◆ **Directions for this task**:
Tally each line where the word "enter" occurs, then give only the total.

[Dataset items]
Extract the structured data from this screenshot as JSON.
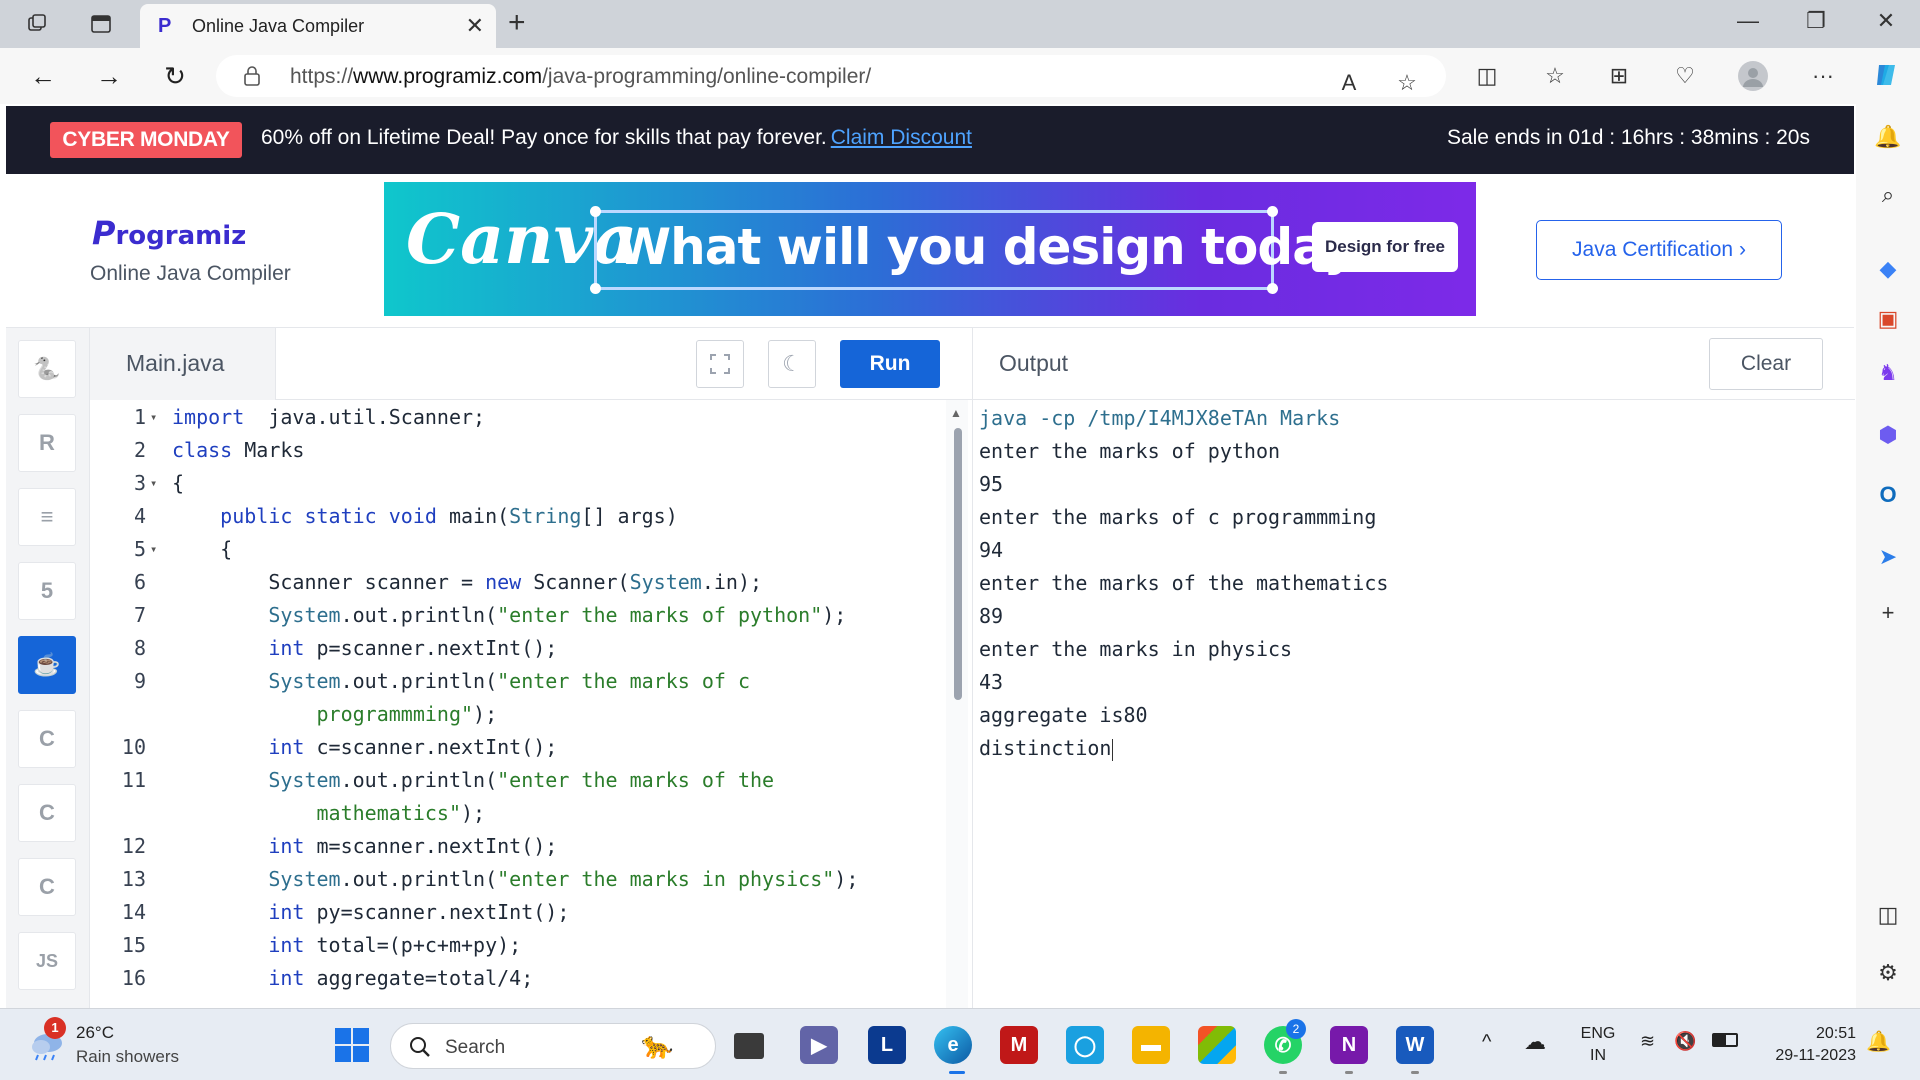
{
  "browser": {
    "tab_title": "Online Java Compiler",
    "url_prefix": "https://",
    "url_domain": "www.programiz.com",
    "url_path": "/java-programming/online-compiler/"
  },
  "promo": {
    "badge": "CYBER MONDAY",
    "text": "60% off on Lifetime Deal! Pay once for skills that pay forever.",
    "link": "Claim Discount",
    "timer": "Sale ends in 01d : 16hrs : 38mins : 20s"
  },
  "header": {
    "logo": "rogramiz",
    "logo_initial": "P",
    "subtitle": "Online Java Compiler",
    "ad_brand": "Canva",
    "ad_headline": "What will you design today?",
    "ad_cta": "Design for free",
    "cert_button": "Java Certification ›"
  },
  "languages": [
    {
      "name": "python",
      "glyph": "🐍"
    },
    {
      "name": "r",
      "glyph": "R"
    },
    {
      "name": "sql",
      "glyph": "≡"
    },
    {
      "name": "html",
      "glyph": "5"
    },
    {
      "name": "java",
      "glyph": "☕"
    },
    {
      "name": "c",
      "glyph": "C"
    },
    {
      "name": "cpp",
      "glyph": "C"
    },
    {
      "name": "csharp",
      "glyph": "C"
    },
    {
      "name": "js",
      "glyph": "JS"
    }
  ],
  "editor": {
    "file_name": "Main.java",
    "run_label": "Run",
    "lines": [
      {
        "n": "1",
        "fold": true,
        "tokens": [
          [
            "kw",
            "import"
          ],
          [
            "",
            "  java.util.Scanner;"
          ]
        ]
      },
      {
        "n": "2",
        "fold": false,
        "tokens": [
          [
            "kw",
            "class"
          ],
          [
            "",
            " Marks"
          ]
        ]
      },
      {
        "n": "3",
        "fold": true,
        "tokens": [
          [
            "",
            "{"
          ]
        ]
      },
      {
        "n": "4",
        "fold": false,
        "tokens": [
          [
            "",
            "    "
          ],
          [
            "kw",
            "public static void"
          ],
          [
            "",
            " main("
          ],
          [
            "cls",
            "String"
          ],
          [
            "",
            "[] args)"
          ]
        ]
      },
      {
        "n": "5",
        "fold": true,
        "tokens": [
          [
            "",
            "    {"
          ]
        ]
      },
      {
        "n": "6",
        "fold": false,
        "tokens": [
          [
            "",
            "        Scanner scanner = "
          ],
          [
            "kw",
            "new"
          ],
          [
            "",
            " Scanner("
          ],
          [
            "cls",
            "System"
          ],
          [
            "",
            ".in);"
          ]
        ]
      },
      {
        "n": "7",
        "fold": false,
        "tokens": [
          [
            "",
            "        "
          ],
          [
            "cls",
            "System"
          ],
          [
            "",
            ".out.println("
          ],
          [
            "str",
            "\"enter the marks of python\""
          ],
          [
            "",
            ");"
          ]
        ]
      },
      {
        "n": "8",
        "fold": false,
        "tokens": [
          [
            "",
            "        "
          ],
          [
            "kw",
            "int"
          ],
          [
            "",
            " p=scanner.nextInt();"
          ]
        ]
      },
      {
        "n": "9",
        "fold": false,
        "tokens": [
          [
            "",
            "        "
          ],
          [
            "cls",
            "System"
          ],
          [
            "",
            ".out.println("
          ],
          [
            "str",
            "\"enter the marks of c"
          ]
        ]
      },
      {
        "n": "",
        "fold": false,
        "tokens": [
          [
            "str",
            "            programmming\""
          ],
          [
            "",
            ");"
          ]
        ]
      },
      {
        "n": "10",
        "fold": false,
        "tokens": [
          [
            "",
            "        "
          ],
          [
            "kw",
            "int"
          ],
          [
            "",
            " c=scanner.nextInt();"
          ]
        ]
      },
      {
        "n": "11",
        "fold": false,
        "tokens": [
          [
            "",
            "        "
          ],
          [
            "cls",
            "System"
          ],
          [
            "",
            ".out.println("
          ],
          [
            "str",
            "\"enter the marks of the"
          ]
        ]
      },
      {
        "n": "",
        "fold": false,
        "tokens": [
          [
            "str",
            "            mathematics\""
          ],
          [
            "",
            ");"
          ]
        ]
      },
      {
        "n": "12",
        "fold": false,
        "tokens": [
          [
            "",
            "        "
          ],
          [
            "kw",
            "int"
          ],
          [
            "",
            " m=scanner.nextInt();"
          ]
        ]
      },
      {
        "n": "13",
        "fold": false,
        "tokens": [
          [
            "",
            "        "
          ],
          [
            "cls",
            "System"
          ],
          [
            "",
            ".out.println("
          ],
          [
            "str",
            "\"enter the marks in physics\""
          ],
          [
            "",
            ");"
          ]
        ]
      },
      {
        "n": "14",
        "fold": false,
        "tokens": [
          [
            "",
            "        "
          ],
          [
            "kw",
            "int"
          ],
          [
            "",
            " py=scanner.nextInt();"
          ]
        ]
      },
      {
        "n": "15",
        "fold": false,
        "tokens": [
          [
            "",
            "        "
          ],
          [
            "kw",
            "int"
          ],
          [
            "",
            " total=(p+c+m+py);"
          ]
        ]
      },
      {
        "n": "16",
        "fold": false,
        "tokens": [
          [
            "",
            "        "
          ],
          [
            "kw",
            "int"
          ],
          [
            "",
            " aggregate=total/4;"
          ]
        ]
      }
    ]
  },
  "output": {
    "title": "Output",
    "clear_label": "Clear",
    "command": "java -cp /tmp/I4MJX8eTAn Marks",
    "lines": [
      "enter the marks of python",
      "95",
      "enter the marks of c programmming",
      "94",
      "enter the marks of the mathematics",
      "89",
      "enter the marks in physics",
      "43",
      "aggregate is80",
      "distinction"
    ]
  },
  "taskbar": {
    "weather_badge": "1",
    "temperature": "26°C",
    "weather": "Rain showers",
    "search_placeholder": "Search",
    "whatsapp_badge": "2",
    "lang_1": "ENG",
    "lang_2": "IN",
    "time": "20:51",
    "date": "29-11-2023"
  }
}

--

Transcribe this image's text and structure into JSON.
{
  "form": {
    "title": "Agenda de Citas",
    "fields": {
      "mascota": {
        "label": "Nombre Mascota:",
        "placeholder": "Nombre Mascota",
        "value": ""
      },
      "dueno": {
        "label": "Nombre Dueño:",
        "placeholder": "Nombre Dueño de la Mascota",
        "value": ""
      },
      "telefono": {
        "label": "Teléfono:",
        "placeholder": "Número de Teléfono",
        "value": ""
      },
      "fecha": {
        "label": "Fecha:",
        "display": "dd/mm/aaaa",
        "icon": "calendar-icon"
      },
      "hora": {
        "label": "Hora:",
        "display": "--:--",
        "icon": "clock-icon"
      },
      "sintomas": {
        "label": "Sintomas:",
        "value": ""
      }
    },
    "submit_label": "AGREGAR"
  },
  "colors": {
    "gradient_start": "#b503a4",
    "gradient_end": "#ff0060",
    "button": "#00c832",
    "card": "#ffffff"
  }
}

◆ **Solution**:
8